**DO THIS:**
Extract each line holding the word "icon" from the entries.

BEGIN

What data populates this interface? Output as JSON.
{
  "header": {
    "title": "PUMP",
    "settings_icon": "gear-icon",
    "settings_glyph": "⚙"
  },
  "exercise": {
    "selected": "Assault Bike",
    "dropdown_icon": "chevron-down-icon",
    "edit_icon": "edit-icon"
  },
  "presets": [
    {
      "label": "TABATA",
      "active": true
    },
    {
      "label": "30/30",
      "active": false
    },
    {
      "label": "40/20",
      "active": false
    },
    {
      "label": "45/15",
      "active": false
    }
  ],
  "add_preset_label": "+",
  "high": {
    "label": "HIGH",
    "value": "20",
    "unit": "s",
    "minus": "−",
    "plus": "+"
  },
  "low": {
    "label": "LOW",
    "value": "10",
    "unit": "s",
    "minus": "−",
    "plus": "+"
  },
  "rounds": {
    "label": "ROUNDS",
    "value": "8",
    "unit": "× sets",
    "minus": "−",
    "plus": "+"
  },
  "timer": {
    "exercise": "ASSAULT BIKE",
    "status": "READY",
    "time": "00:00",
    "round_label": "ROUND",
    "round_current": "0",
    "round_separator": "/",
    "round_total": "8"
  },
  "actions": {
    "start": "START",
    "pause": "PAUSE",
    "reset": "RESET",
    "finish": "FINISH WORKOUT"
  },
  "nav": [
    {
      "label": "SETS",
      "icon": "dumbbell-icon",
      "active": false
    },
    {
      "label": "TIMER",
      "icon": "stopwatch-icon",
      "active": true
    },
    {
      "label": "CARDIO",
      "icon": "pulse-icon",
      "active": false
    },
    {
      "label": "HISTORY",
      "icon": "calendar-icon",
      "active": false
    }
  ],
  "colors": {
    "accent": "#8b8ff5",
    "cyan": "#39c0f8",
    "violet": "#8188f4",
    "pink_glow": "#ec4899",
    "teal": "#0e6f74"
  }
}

END

**EXPECTED OUTPUT:**
    "settings_icon": "gear-icon",
    "dropdown_icon": "chevron-down-icon",
    "edit_icon": "edit-icon"
      "icon": "dumbbell-icon",
      "icon": "stopwatch-icon",
      "icon": "pulse-icon",
      "icon": "calendar-icon",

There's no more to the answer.